* BEGIN *
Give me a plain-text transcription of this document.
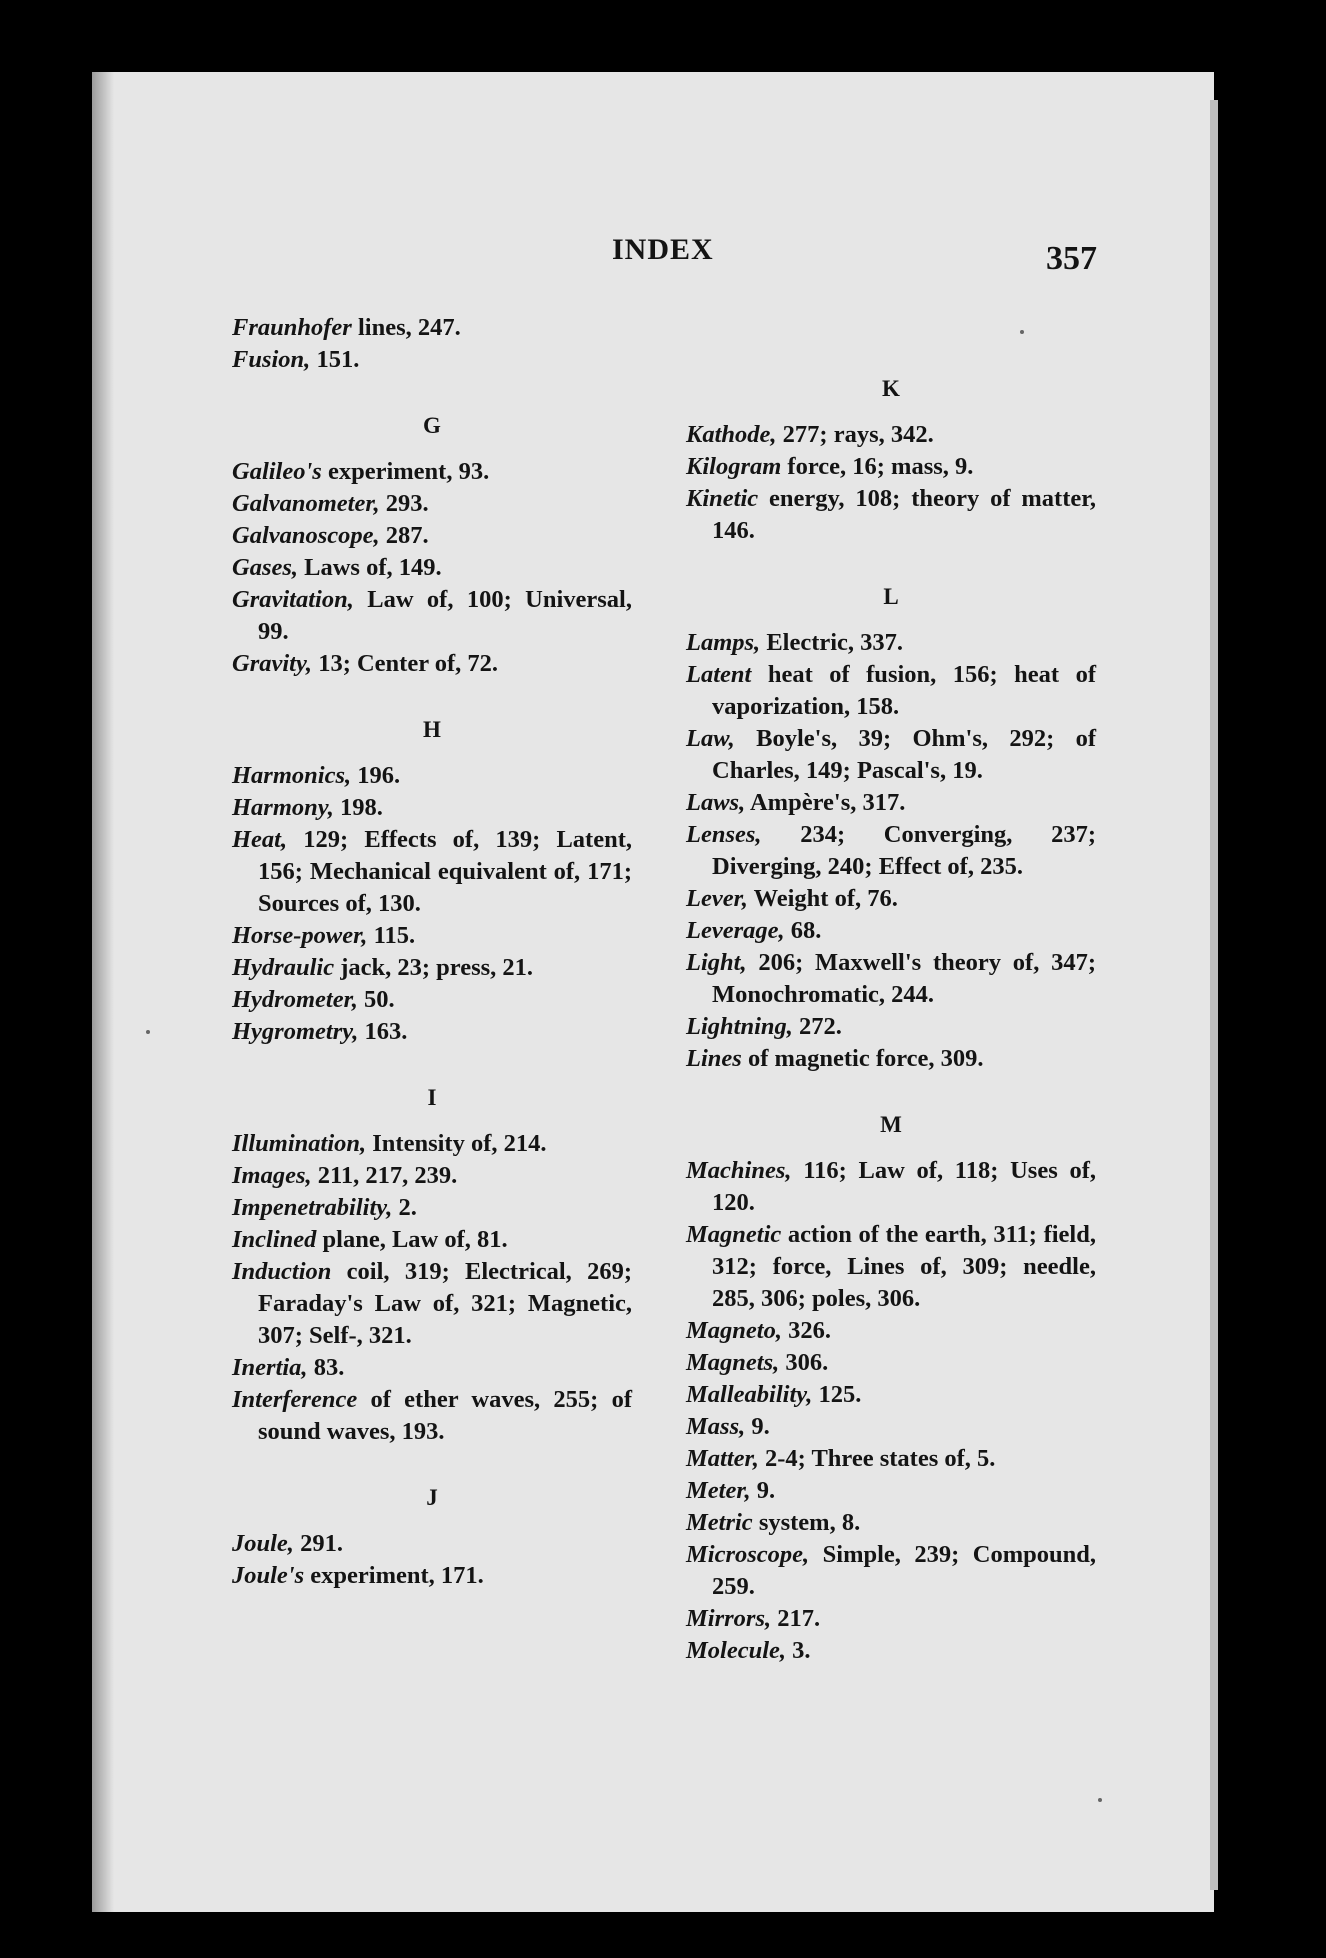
INDEX	357

Fraunhofer lines, 247.

Fusion, 151.

G

Galileo's experiment, 93.

Galvanometer, 293.

Galvanoscope, 287.

Gases, Laws of, 149.

Gravitation, Law of, 100; Universal, 99.

Gravity, 13; Center of, 72.

H

Harmonics, 196.

Harmony, 198.

Heat, 129; Effects of, 139; Latent, 156; Mechanical equivalent of, 171; Sources of, 130.

Horse-power, 115.

Hydraulic jack, 23; press, 21.

Hydrometer, 50.

Hygrometry, 163.

I

Illumination, Intensity of, 214.

Images, 211, 217, 239.

Impenetrability, 2.

Inclined plane, Law of, 81.

Induction coil, 319; Electrical, 269; Faraday's Law of, 321; Magnetic, 307; Self-, 321.

Inertia, 83.

Interference of ether waves, 255; of sound waves, 193.

J

Joule, 291.

Joule's experiment, 171.

K

Kathode, 277; rays, 342.

Kilogram force, 16; mass, 9.

Kinetic energy, 108; theory of matter, 146.

L

Lamps, Electric, 337.

Latent heat of fusion, 156; heat of vaporization, 158.

Law, Boyle's, 39; Ohm's, 292; of Charles, 149; Pascal's, 19.

Laws, Ampère's, 317.

Lenses, 234; Converging, 237; Diverging, 240; Effect of, 235.

Lever, Weight of, 76.

Leverage, 68.

Light, 206; Maxwell's theory of, 347; Monochromatic, 244.

Lightning, 272.

Lines of magnetic force, 309.

M

Machines, 116; Law of, 118; Uses of, 120.

Magnetic action of the earth, 311; field, 312; force, Lines of, 309; needle, 285, 306; poles, 306.

Magneto, 326.

Magnets, 306.

Malleability, 125.

Mass, 9.

Matter, 2-4; Three states of, 5.

Meter, 9.

Metric system, 8.

Microscope, Simple, 239; Compound, 259.

Mirrors, 217.

Molecule, 3.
* END *
## What is required
Scan the data above and copy every line with "experiment" in it.

## Final result
Galileo's experiment, 93.
Joule's experiment, 171.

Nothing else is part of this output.